Originally Posted By: Missmygirl
2x,

I found it interesting that your wife was berating you for not immediately responding to her texts. My wife likes to drop off the radar screen at times, but often scolds me for not answering my phone promptly. Sometimes I don't have it with me, or I may just have the ringer turned down. She likes to try to make me feel that I am not dependable because I don't immediately answer her. My job is to let her know that I am not obligated to even carry a phone with me.

I'm not sure why your wife expects you to be available to her upon demand. While she's carrying on another relationship? Only a fool would be available!

Your wife sounds like she's just using you to fix her problems. She's having fun with her other guy, but knows to call you to handle her day to day difficulties. I'd restructure your role with her if I were you.



I agree I need to restructure, but I gotta find a balance. I don't want to play into her thinking that I haven't changed and give her more of a reason to justify why she left. It's about perception. She has a negative perception of me and I really don't want to play into that. I really want to be that guy only a fool would leave.
#####
PROBLEMS TO SOLVE
1 > Decide whether each statement agrees with the forum post above. Answer yes or no for each, and quote the words from the post that decide it.
(a) The quoted writer's wife often scolds the writer for not answering the phone promptly.
(b) The writer of the last paragraph says there is no need to restructure.
(c) The quoted writer says there is an obligation to carry a phone at all times.
2 > Answer these questions from the forum post above, one answer per line.
(a) Whose name is shown as the original poster?
(b) What two reasons does the quoted writer give for not answering the phone?
(c) What kind of guy does the writer of the last paragraph want to be?

MATERIAL PROVIDED
#####
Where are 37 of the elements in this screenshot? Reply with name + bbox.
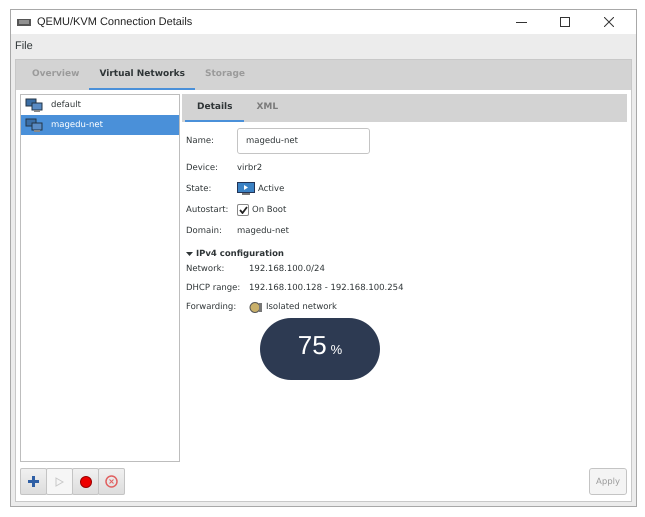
#####
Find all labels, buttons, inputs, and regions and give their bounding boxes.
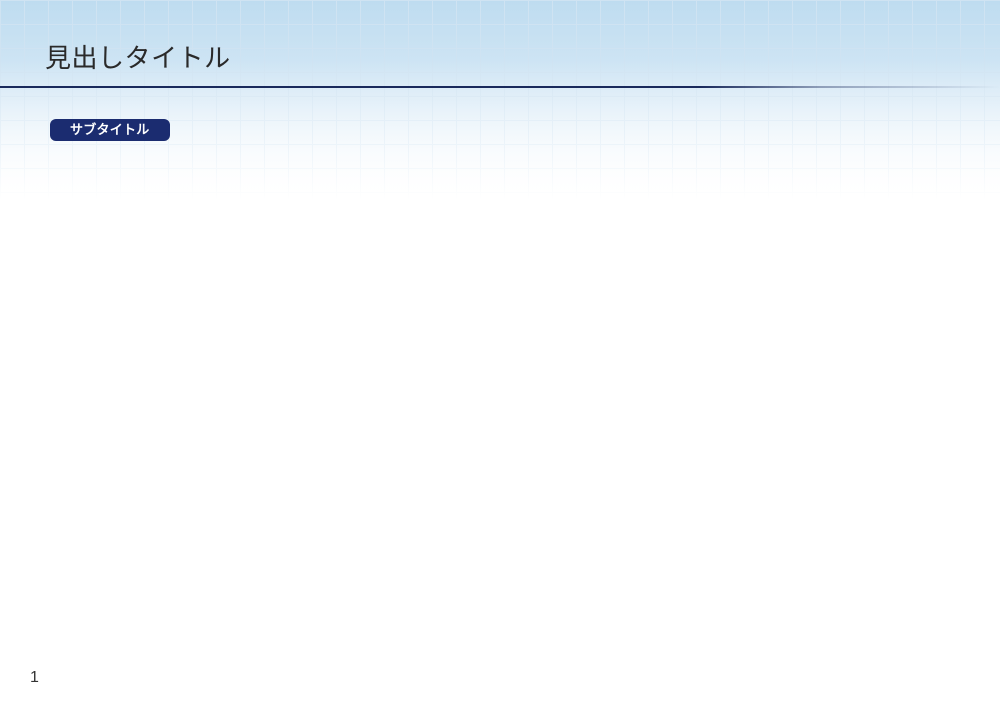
#####
EXERCISE SOLUTIONS
1 >
(a) Yes: "often scolds me for not answering my phone promptly"
(b) No: "I agree I need to restructure, but I gotta find a balance."
(c) No: "I am not obligated to even carry a phone with me."

2 >
(a) Missmygirl
(b) Sometimes not having the phone along, or having the ringer turned down
(c) "that guy only a fool would leave"